Items from a dataset
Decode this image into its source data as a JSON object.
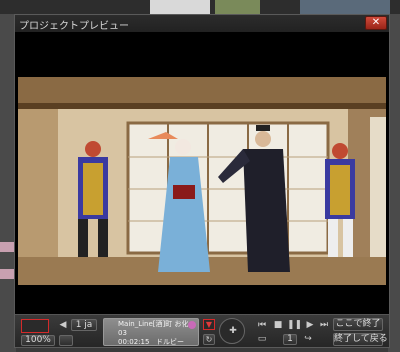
{
  "window": {
    "title": "プロジェクトプレビュー",
    "close_symbol": "✕"
  },
  "controls": {
    "zoom_value": "100%",
    "volume_value": "1 ja",
    "clip_name": "Main_Line[酒]町 お化...",
    "clip_field2": "03",
    "clip_timecode": "00:02:15",
    "clip_label": "ドルビー",
    "finish_here_label": "ここで終了",
    "finish_and_return_label": "終了して戻る",
    "frame_field": "1"
  },
  "icons": [
    "close-icon",
    "speaker-icon",
    "skip-back-icon",
    "stop-icon",
    "pause-icon",
    "play-icon",
    "skip-forward-icon",
    "marker-icon",
    "loop-icon",
    "nav-pad-icon"
  ],
  "colors": {
    "accent_red": "#d42a2a",
    "window_bg": "#1c1c1c",
    "control_bg": "#333333"
  }
}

§ JOB: Leave out the pictures and return every record word for word.

§ FULL SOLUTION:
Decode this image into its source data as a JSON object.
{
  "window": {
    "title": "プロジェクトプレビュー",
    "close_symbol": "✕"
  },
  "controls": {
    "zoom_value": "100%",
    "volume_value": "1 ja",
    "clip_name": "Main_Line[酒]町 お化...",
    "clip_field2": "03",
    "clip_timecode": "00:02:15",
    "clip_label": "ドルビー",
    "finish_here_label": "ここで終了",
    "finish_and_return_label": "終了して戻る",
    "frame_field": "1"
  },
  "icons": [
    "close-icon",
    "speaker-icon",
    "skip-back-icon",
    "stop-icon",
    "pause-icon",
    "play-icon",
    "skip-forward-icon",
    "marker-icon",
    "loop-icon",
    "nav-pad-icon"
  ],
  "colors": {
    "accent_red": "#d42a2a",
    "window_bg": "#1c1c1c",
    "control_bg": "#333333"
  }
}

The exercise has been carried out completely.